- [Data records]:

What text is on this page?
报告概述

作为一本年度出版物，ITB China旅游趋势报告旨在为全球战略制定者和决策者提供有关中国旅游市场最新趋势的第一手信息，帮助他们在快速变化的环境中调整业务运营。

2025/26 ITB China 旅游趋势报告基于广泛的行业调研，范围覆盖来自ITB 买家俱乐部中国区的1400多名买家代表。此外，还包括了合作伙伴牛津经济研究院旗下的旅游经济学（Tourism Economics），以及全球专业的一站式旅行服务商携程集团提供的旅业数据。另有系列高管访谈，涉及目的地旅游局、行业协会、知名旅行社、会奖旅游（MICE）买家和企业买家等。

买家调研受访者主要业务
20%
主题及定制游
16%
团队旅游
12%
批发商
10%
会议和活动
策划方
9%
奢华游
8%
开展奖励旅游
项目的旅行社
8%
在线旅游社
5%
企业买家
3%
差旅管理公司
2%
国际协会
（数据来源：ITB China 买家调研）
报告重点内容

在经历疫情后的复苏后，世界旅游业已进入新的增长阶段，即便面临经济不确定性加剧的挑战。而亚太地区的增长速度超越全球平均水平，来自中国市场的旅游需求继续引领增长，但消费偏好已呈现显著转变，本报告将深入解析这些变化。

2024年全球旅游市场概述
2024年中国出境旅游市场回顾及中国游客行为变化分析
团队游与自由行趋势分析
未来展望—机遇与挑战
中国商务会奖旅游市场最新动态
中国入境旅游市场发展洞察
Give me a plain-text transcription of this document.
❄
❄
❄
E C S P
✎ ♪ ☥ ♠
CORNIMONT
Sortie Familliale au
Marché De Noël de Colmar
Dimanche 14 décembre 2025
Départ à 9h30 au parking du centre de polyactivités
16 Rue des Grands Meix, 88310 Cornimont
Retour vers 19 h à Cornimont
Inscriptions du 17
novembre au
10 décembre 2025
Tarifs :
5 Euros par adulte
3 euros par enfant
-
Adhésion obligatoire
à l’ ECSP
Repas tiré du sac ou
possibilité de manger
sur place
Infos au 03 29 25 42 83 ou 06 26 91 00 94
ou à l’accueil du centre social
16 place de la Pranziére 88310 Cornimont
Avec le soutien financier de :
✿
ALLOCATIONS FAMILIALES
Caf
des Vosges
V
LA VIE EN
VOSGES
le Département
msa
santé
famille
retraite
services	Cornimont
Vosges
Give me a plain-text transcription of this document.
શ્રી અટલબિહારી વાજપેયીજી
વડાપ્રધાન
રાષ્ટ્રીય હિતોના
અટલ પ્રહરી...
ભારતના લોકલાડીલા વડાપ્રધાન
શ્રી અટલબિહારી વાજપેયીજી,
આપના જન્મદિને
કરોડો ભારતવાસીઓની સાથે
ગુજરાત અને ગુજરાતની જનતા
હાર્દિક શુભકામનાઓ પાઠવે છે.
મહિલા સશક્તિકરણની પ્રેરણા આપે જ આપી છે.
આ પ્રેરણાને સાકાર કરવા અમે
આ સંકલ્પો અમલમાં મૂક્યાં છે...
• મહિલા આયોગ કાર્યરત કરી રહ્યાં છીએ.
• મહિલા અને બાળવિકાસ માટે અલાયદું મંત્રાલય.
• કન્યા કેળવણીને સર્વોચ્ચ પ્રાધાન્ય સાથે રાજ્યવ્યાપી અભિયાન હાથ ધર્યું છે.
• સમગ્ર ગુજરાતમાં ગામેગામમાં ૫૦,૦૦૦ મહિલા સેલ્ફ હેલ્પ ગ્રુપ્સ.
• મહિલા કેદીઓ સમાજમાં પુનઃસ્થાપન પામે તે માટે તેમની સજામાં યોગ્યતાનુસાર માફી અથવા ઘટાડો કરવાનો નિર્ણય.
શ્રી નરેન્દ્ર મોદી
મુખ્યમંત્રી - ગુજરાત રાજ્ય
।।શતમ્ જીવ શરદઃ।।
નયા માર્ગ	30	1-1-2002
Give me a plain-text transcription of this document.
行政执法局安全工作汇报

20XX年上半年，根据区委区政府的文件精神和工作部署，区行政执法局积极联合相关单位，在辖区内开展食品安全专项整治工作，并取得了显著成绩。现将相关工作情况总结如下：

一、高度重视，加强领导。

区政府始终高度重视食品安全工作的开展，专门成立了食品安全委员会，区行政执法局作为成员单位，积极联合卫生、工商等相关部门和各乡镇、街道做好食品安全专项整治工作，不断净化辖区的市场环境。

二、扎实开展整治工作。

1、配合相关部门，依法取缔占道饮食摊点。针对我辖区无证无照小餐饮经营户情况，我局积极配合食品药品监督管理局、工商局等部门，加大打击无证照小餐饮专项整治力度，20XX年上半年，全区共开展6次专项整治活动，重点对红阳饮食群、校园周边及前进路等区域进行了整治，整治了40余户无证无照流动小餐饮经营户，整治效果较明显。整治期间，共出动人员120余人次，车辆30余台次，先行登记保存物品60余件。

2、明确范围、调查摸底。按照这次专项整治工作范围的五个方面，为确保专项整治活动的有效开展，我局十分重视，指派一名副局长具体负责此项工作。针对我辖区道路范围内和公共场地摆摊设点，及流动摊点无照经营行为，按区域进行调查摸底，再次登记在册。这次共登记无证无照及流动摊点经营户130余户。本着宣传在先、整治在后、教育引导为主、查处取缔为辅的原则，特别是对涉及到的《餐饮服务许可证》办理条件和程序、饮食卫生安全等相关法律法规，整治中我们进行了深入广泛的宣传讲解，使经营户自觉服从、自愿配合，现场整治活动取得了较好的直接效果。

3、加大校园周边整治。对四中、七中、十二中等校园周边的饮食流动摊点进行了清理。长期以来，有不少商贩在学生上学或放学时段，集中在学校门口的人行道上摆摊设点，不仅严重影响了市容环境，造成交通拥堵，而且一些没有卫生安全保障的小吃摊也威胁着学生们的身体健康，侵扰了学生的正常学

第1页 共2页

- [WHAT YOU SHOULD DO]: Set down the listing in full, keeping every word exactly as it is.

- [FULL ANSWER]:
What text is on this page?
报告概述

作为一本年度出版物，ITB China旅游趋势报告旨在为全球战略制定者和决策者提供有关中国旅游市场最新趋势的第一手信息，帮助他们在快速变化的环境中调整业务运营。

2025/26 ITB China 旅游趋势报告基于广泛的行业调研，范围覆盖来自ITB 买家俱乐部中国区的1400多名买家代表。此外，还包括了合作伙伴牛津经济研究院旗下的旅游经济学（Tourism Economics），以及全球专业的一站式旅行服务商携程集团提供的旅业数据。另有系列高管访谈，涉及目的地旅游局、行业协会、知名旅行社、会奖旅游（MICE）买家和企业买家等。

买家调研受访者主要业务
20%
主题及定制游
16%
团队旅游
12%
批发商
10%
会议和活动
策划方
9%
奢华游
8%
开展奖励旅游
项目的旅行社
8%
在线旅游社
5%
企业买家
3%
差旅管理公司
2%
国际协会
（数据来源：ITB China 买家调研）
报告重点内容

在经历疫情后的复苏后，世界旅游业已进入新的增长阶段，即便面临经济不确定性加剧的挑战。而亚太地区的增长速度超越全球平均水平，来自中国市场的旅游需求继续引领增长，但消费偏好已呈现显著转变，本报告将深入解析这些变化。

2024年全球旅游市场概述
2024年中国出境旅游市场回顾及中国游客行为变化分析
团队游与自由行趋势分析
未来展望—机遇与挑战
中国商务会奖旅游市场最新动态
中国入境旅游市场发展洞察
Give me a plain-text transcription of this document.
❄
❄
❄
E C S P
✎ ♪ ☥ ♠
CORNIMONT
Sortie Familliale au
Marché De Noël de Colmar
Dimanche 14 décembre 2025
Départ à 9h30 au parking du centre de polyactivités
16 Rue des Grands Meix, 88310 Cornimont
Retour vers 19 h à Cornimont
Inscriptions du 17
novembre au
10 décembre 2025
Tarifs :
5 Euros par adulte
3 euros par enfant
-
Adhésion obligatoire
à l’ ECSP
Repas tiré du sac ou
possibilité de manger
sur place
Infos au 03 29 25 42 83 ou 06 26 91 00 94
ou à l’accueil du centre social
16 place de la Pranziére 88310 Cornimont
Avec le soutien financier de :
✿
ALLOCATIONS FAMILIALES
Caf
des Vosges
V
LA VIE EN
VOSGES
le Département
msa
santé
famille
retraite
services	Cornimont
Vosges
Give me a plain-text transcription of this document.
શ્રી અટલબિહારી વાજપેયીજી
વડાપ્રધાન
રાષ્ટ્રીય હિતોના
અટલ પ્રહરી...
ભારતના લોકલાડીલા વડાપ્રધાન
શ્રી અટલબિહારી વાજપેયીજી,
આપના જન્મદિને
કરોડો ભારતવાસીઓની સાથે
ગુજરાત અને ગુજરાતની જનતા
હાર્દિક શુભકામનાઓ પાઠવે છે.
મહિલા સશક્તિકરણની પ્રેરણા આપે જ આપી છે.
આ પ્રેરણાને સાકાર કરવા અમે
આ સંકલ્પો અમલમાં મૂક્યાં છે...
• મહિલા આયોગ કાર્યરત કરી રહ્યાં છીએ.
• મહિલા અને બાળવિકાસ માટે અલાયદું મંત્રાલય.
• કન્યા કેળવણીને સર્વોચ્ચ પ્રાધાન્ય સાથે રાજ્યવ્યાપી અભિયાન હાથ ધર્યું છે.
• સમગ્ર ગુજરાતમાં ગામેગામમાં ૫૦,૦૦૦ મહિલા સેલ્ફ હેલ્પ ગ્રુપ્સ.
• મહિલા કેદીઓ સમાજમાં પુનઃસ્થાપન પામે તે માટે તેમની સજામાં યોગ્યતાનુસાર માફી અથવા ઘટાડો કરવાનો નિર્ણય.
શ્રી નરેન્દ્ર મોદી
મુખ્યમંત્રી - ગુજરાત રાજ્ય
।।શતમ્ જીવ શરદઃ।।
નયા માર્ગ	30	1-1-2002
Give me a plain-text transcription of this document.
行政执法局安全工作汇报

20XX年上半年，根据区委区政府的文件精神和工作部署，区行政执法局积极联合相关单位，在辖区内开展食品安全专项整治工作，并取得了显著成绩。现将相关工作情况总结如下：

一、高度重视，加强领导。

区政府始终高度重视食品安全工作的开展，专门成立了食品安全委员会，区行政执法局作为成员单位，积极联合卫生、工商等相关部门和各乡镇、街道做好食品安全专项整治工作，不断净化辖区的市场环境。

二、扎实开展整治工作。

1、配合相关部门，依法取缔占道饮食摊点。针对我辖区无证无照小餐饮经营户情况，我局积极配合食品药品监督管理局、工商局等部门，加大打击无证照小餐饮专项整治力度，20XX年上半年，全区共开展6次专项整治活动，重点对红阳饮食群、校园周边及前进路等区域进行了整治，整治了40余户无证无照流动小餐饮经营户，整治效果较明显。整治期间，共出动人员120余人次，车辆30余台次，先行登记保存物品60余件。

2、明确范围、调查摸底。按照这次专项整治工作范围的五个方面，为确保专项整治活动的有效开展，我局十分重视，指派一名副局长具体负责此项工作。针对我辖区道路范围内和公共场地摆摊设点，及流动摊点无照经营行为，按区域进行调查摸底，再次登记在册。这次共登记无证无照及流动摊点经营户130余户。本着宣传在先、整治在后、教育引导为主、查处取缔为辅的原则，特别是对涉及到的《餐饮服务许可证》办理条件和程序、饮食卫生安全等相关法律法规，整治中我们进行了深入广泛的宣传讲解，使经营户自觉服从、自愿配合，现场整治活动取得了较好的直接效果。

3、加大校园周边整治。对四中、七中、十二中等校园周边的饮食流动摊点进行了清理。长期以来，有不少商贩在学生上学或放学时段，集中在学校门口的人行道上摆摊设点，不仅严重影响了市容环境，造成交通拥堵，而且一些没有卫生安全保障的小吃摊也威胁着学生们的身体健康，侵扰了学生的正常学

第1页 共2页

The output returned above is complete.